[Element placement records]
-- Start --

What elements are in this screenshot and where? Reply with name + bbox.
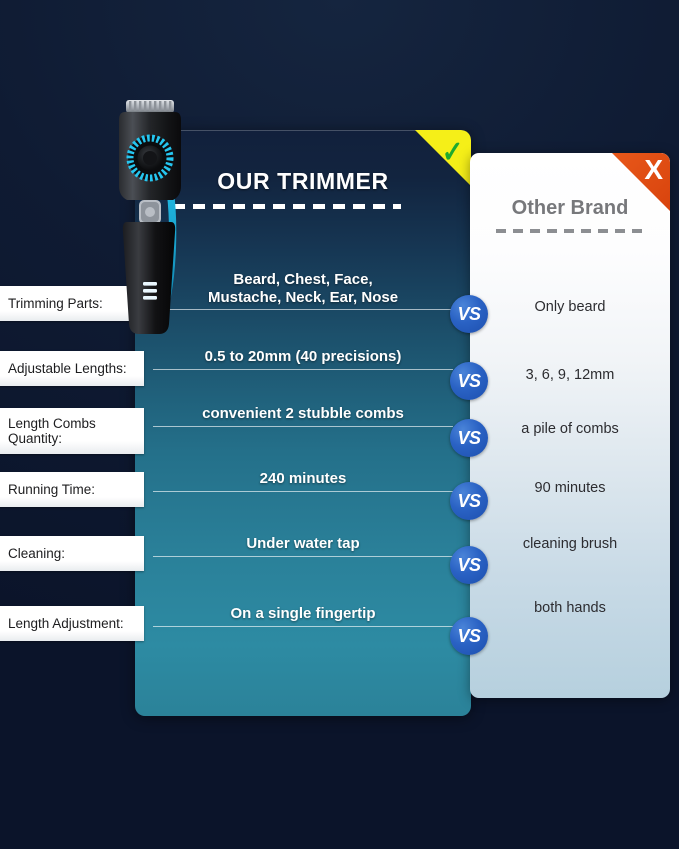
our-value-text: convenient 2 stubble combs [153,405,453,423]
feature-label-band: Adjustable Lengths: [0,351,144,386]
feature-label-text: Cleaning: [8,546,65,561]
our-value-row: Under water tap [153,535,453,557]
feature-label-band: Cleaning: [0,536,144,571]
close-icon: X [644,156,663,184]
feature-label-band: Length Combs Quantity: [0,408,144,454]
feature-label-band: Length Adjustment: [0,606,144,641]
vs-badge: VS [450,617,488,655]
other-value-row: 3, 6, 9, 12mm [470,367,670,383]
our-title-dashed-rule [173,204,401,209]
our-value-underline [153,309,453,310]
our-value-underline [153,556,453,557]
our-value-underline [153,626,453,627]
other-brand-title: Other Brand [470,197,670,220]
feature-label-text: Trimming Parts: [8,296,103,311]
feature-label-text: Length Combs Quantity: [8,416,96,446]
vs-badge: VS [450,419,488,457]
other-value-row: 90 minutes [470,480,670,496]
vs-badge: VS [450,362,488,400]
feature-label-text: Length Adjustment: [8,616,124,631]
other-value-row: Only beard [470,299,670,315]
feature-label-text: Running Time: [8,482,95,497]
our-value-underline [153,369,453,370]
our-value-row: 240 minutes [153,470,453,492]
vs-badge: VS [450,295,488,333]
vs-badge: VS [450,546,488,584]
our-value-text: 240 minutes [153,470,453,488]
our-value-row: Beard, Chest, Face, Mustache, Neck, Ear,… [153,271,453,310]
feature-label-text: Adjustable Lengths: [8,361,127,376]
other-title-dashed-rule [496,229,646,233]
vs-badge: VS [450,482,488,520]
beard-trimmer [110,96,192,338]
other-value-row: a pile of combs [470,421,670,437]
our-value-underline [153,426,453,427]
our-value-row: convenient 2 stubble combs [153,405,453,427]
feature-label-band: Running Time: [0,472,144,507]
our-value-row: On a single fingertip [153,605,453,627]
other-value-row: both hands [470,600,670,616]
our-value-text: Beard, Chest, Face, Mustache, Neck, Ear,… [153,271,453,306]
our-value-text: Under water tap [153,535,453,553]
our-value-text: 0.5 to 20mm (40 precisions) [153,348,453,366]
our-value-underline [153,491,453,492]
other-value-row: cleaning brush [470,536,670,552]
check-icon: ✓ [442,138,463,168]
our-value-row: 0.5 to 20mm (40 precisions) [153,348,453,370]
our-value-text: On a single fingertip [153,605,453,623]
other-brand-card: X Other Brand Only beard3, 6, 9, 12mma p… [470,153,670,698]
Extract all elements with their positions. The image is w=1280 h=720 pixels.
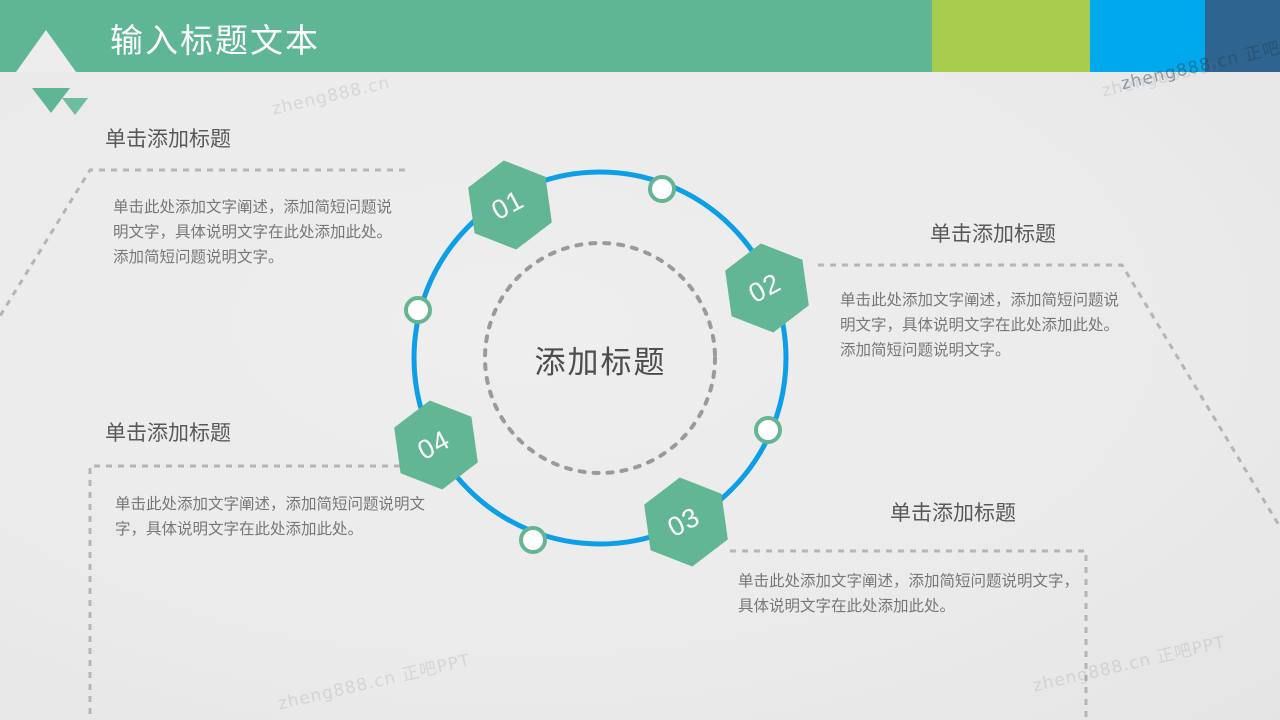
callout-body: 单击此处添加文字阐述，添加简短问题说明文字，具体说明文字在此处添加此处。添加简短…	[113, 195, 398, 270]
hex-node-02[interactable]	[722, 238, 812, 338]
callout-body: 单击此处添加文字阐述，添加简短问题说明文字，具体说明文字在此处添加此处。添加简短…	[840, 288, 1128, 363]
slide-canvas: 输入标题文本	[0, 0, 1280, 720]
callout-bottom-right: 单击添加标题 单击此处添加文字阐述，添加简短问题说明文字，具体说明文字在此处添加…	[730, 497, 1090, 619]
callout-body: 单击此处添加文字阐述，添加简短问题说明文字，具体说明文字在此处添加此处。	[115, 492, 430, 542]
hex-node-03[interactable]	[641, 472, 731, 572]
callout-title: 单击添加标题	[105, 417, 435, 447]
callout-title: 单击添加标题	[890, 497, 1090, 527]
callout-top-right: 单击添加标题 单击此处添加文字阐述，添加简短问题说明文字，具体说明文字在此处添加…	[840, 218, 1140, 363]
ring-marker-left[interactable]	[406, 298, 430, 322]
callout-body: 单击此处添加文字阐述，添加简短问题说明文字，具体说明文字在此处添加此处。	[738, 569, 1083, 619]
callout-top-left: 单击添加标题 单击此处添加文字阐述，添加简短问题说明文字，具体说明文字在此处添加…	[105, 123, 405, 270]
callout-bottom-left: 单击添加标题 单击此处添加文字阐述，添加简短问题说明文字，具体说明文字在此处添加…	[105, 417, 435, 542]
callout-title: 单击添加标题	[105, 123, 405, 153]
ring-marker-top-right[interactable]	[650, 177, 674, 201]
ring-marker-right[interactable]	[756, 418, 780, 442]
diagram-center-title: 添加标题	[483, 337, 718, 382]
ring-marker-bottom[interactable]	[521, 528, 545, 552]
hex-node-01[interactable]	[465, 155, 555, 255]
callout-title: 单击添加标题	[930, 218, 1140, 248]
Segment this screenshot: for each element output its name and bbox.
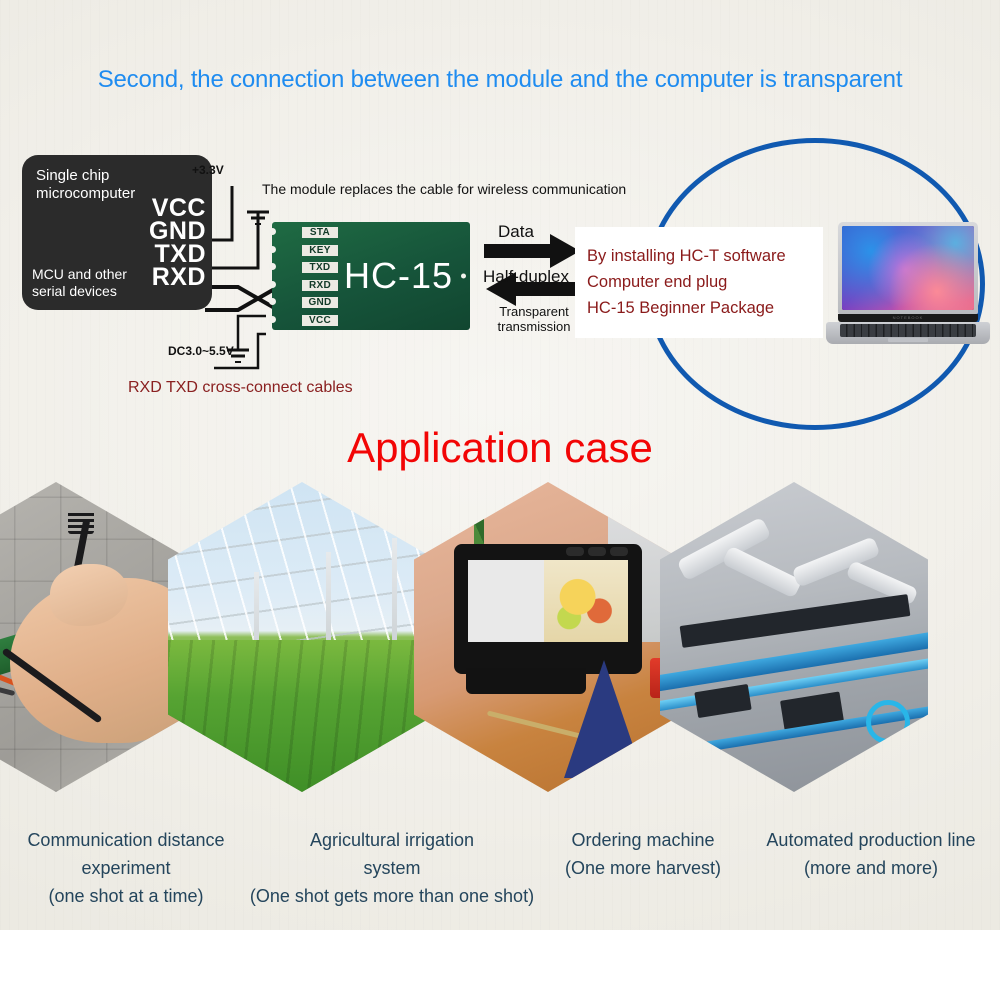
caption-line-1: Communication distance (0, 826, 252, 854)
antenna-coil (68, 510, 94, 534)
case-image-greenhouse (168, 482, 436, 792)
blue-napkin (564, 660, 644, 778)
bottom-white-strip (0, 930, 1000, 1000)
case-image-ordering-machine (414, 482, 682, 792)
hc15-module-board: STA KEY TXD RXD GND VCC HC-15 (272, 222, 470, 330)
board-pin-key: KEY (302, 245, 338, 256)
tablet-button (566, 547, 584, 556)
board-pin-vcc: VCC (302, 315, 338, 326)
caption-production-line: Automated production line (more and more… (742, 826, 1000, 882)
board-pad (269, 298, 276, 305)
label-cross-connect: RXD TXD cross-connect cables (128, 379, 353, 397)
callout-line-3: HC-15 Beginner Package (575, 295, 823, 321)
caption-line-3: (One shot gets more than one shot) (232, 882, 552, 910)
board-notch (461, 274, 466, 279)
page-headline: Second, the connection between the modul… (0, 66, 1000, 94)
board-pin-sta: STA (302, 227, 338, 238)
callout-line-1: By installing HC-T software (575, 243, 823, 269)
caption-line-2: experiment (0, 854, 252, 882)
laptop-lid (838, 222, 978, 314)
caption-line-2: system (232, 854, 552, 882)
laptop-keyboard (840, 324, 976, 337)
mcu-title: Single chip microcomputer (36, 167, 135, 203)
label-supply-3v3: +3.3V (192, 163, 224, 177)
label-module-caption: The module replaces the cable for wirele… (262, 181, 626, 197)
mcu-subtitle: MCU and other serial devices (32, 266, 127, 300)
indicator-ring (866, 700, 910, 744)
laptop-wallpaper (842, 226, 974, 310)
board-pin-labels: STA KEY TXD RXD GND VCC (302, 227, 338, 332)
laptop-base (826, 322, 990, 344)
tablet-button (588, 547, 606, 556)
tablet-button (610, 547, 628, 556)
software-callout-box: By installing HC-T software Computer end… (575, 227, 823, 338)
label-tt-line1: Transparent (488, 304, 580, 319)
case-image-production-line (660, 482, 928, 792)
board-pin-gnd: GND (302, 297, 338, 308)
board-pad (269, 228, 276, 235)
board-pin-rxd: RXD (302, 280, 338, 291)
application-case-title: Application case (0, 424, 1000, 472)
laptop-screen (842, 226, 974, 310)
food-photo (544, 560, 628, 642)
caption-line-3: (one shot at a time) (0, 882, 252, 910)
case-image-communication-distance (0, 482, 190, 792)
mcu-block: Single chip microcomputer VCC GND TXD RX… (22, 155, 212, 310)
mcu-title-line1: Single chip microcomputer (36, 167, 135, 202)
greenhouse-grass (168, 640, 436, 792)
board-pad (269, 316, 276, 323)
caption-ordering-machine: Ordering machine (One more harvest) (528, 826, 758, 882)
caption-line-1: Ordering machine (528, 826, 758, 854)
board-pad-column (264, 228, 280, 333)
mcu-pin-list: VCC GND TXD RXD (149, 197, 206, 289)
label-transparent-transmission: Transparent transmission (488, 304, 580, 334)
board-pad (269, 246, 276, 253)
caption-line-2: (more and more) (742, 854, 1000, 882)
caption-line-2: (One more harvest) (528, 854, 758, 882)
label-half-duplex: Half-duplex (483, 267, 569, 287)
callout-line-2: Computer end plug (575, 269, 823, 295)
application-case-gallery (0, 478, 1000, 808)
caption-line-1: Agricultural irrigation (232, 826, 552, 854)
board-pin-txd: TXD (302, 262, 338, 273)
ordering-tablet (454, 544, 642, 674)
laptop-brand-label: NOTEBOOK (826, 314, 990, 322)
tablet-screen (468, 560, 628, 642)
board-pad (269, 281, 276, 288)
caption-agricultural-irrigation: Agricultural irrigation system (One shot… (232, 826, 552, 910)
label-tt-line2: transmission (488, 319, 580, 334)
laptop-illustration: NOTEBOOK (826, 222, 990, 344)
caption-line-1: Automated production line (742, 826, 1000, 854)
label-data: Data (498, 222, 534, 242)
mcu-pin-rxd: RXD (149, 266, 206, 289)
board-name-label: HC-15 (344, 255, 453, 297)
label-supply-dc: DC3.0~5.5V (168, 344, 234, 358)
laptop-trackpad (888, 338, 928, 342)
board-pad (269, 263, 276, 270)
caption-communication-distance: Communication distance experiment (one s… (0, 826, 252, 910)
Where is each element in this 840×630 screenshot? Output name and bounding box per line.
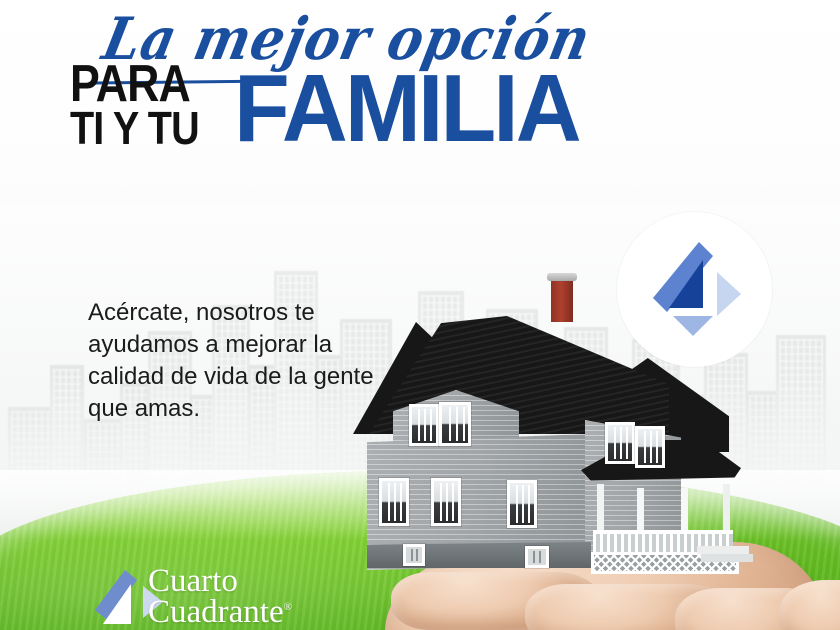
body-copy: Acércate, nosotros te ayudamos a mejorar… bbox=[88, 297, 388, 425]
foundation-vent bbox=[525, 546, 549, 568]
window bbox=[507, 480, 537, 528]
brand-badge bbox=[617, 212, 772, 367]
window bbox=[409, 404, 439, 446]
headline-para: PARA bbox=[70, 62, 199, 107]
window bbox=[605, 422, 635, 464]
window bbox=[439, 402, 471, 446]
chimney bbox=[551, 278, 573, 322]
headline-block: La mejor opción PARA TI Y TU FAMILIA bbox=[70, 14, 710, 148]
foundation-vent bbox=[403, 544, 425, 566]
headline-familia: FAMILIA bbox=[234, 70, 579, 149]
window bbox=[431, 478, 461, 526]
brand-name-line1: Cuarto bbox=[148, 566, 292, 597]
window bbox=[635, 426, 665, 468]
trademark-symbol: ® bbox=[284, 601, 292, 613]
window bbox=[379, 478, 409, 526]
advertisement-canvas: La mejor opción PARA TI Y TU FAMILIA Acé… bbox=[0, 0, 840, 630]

-- End --

_Stated problem_:
Convert the stretch of the records from the line containing "caption-line-1: Communication distance" through the line containing "case-image-ordering-machine (414, 482, 682, 792)" into a numbered list, omitting any blank lines.

_Answer for the task_:
1. caption-line-1: Communication distance (0, 826, 252, 854)
2. antenna-coil (68, 510, 94, 534)
3. case-image-greenhouse (168, 482, 436, 792)
4. blue-napkin (564, 660, 644, 778)
5. bottom-white-strip (0, 930, 1000, 1000)
6. case-image-ordering-machine (414, 482, 682, 792)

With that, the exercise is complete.